■ Task goal ■
Go through the records underneath and count the lines that include the string "structure". Give nothing but the number.

■ Dataset entries ■
>> START

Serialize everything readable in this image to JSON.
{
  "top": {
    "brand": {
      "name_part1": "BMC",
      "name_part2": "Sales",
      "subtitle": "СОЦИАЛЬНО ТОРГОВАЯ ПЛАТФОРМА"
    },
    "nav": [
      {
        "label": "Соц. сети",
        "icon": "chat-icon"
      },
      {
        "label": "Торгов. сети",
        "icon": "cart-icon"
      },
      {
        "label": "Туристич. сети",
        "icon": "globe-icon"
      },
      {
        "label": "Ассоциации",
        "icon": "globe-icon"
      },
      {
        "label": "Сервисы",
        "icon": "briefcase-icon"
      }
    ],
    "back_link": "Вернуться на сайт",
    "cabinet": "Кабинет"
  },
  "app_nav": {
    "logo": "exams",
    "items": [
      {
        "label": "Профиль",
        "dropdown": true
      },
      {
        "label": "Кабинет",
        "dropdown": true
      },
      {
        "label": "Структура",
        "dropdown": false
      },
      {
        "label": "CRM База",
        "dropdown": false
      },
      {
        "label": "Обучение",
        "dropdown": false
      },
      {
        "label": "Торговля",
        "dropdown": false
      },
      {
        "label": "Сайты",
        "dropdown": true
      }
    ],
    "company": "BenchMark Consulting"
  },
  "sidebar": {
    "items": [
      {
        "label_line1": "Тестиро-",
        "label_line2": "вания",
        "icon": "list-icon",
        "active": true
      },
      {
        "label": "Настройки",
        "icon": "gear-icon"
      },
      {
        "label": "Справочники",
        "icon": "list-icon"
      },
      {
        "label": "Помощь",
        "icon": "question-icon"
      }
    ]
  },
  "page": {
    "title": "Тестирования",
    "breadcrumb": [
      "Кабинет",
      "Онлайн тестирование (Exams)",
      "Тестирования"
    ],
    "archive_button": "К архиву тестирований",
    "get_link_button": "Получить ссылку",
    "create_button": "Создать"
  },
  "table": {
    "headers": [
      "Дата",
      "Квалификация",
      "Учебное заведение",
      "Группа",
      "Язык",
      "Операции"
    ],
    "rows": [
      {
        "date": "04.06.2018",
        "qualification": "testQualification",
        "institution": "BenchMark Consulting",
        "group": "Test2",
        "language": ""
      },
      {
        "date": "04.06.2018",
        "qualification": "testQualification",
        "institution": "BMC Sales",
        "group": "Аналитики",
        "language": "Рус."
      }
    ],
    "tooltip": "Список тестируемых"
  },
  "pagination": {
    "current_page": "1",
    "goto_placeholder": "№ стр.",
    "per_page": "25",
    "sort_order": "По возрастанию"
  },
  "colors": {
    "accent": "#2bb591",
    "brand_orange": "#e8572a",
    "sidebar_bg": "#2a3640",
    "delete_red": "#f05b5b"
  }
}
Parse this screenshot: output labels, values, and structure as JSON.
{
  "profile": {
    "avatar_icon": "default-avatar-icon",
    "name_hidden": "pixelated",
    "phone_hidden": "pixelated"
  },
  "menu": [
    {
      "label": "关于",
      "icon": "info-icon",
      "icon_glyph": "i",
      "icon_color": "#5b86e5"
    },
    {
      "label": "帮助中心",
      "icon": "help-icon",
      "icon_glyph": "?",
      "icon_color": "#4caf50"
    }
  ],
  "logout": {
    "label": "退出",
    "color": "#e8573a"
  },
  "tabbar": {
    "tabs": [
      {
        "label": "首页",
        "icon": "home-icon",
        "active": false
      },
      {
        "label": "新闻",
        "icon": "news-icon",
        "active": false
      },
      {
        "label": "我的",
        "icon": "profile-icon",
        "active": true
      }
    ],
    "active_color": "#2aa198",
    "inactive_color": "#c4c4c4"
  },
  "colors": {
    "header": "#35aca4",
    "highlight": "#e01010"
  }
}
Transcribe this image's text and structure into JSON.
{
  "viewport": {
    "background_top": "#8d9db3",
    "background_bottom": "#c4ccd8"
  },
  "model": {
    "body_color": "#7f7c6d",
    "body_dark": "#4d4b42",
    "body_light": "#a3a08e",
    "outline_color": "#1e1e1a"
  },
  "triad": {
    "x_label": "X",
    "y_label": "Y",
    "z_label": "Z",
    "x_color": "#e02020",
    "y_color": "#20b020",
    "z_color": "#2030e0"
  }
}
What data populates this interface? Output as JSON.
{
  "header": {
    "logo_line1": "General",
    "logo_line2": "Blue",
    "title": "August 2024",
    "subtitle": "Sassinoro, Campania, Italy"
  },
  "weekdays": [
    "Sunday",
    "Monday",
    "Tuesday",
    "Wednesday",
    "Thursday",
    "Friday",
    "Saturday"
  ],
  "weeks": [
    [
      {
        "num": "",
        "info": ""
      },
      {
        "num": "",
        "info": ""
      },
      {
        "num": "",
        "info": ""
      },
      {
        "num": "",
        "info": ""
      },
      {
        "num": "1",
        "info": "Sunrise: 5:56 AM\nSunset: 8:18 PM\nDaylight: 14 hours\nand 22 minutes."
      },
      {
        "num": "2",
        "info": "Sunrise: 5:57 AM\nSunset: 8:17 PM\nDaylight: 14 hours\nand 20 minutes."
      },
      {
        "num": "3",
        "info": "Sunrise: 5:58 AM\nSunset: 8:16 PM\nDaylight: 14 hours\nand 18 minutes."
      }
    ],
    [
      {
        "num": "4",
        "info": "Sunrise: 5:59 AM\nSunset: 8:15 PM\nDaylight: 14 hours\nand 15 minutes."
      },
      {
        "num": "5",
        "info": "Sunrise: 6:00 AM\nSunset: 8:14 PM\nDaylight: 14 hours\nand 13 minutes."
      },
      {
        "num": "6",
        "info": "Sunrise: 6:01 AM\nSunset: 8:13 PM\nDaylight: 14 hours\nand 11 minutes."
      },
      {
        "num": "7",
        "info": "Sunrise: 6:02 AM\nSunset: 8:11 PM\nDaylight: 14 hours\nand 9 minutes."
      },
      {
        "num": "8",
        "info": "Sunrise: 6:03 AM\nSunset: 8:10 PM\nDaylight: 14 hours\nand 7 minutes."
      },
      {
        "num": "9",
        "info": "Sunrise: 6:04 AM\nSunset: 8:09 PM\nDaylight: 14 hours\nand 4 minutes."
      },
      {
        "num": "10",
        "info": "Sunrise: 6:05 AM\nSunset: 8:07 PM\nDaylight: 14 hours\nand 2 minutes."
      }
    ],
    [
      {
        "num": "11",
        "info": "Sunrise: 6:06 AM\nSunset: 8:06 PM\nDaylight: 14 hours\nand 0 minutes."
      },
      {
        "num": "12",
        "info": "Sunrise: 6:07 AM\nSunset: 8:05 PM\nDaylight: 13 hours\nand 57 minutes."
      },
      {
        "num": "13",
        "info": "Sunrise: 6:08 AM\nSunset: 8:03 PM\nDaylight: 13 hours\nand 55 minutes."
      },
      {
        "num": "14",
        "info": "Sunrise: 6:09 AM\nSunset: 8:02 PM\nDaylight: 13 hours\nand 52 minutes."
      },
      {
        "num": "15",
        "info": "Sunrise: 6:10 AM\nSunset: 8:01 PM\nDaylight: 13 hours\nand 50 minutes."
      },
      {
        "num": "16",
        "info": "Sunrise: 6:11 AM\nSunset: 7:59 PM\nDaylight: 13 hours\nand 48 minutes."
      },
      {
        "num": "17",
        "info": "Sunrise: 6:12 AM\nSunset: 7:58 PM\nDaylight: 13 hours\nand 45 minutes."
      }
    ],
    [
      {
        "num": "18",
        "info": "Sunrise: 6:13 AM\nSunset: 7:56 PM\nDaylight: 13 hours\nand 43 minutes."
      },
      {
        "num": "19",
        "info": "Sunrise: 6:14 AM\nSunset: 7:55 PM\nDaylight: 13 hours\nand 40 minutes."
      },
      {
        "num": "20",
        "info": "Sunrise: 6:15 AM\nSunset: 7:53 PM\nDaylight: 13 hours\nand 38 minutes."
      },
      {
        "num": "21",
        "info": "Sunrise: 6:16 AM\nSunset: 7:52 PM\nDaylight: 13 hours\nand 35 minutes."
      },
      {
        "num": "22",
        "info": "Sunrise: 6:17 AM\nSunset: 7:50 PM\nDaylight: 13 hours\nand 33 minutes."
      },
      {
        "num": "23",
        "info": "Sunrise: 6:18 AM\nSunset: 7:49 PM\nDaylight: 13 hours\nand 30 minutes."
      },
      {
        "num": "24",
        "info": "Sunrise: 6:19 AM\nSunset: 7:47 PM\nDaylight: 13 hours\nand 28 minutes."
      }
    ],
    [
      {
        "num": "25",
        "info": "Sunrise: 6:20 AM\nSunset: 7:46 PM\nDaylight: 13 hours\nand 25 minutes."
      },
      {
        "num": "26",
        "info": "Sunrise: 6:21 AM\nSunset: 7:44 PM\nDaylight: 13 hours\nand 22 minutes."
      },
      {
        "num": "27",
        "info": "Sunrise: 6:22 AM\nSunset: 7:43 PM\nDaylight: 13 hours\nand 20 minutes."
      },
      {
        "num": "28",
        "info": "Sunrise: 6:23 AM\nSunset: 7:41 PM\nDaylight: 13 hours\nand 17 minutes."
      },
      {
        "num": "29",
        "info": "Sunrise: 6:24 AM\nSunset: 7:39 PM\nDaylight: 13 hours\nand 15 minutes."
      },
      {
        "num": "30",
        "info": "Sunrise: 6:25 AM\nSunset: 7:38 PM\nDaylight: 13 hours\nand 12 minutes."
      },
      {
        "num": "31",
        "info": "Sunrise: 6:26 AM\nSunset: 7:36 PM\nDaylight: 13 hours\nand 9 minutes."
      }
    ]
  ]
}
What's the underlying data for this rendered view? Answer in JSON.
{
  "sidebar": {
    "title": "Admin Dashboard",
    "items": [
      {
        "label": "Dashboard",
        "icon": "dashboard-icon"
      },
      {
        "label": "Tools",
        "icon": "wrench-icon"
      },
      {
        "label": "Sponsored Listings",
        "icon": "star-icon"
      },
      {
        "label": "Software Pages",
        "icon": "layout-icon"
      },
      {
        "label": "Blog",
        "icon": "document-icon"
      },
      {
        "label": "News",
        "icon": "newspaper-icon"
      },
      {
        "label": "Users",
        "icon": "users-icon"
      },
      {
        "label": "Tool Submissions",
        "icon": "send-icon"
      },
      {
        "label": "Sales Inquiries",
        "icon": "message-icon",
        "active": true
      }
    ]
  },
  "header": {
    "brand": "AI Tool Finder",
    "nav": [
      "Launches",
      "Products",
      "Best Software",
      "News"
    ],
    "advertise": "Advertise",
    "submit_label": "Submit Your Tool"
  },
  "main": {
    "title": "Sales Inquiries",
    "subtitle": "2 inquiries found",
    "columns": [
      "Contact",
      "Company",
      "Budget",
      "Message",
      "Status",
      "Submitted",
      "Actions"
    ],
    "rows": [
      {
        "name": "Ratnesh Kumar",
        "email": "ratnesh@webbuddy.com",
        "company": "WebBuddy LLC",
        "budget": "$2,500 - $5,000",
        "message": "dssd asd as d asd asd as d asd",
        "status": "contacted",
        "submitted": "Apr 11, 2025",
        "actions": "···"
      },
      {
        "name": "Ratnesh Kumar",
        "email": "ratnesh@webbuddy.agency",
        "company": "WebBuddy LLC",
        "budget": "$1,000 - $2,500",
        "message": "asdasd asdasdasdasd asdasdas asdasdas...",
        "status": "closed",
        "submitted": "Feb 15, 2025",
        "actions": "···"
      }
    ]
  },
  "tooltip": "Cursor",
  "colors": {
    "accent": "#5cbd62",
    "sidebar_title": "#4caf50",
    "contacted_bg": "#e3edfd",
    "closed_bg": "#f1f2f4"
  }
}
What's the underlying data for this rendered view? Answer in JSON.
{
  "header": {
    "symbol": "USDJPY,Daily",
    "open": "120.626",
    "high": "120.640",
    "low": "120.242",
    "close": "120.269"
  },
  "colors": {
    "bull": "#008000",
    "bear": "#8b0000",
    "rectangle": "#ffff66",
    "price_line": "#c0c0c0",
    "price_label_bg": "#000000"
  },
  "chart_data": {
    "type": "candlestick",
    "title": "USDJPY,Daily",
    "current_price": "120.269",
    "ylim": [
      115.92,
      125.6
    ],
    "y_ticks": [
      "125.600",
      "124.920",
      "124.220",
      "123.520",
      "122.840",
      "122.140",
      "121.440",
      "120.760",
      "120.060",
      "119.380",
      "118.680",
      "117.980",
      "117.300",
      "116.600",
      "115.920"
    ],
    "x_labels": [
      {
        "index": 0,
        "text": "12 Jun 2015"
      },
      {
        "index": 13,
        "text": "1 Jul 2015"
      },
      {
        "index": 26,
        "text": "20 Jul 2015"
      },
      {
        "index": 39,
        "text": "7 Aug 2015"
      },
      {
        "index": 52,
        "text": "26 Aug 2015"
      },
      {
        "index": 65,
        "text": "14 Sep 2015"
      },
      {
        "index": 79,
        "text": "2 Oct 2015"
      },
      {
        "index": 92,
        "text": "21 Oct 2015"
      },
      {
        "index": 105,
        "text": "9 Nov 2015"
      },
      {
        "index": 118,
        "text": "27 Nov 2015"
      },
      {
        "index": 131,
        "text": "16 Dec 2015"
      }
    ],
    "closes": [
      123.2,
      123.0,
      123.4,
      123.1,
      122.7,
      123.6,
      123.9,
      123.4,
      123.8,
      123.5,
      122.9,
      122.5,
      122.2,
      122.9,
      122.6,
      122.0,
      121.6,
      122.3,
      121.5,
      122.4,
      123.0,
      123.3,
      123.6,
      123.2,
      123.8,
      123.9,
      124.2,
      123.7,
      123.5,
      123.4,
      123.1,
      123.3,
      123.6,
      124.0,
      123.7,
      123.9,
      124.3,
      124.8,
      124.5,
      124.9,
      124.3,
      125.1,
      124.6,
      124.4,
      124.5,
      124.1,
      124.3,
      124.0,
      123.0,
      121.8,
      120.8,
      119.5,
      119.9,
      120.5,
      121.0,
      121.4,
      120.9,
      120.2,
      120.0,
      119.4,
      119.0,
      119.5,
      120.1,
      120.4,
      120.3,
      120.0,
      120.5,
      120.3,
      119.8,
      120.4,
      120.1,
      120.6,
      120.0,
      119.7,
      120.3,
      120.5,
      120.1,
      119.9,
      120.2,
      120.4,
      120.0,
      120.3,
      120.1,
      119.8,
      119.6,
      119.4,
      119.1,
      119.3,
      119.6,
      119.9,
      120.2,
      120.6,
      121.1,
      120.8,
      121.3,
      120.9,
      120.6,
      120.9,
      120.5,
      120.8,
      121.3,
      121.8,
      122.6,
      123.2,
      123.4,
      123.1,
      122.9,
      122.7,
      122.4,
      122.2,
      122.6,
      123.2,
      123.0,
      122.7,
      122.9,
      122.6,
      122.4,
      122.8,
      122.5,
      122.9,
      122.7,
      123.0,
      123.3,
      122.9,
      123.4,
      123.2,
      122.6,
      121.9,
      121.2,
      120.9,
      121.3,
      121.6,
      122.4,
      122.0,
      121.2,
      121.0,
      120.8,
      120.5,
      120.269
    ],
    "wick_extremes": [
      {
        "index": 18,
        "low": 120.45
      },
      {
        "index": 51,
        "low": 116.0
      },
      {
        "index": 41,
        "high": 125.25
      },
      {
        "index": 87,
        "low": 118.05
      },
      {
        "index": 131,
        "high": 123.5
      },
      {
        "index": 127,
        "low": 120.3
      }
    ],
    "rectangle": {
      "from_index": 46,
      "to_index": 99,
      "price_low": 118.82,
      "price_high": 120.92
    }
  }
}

>> END

■ The reply ■
2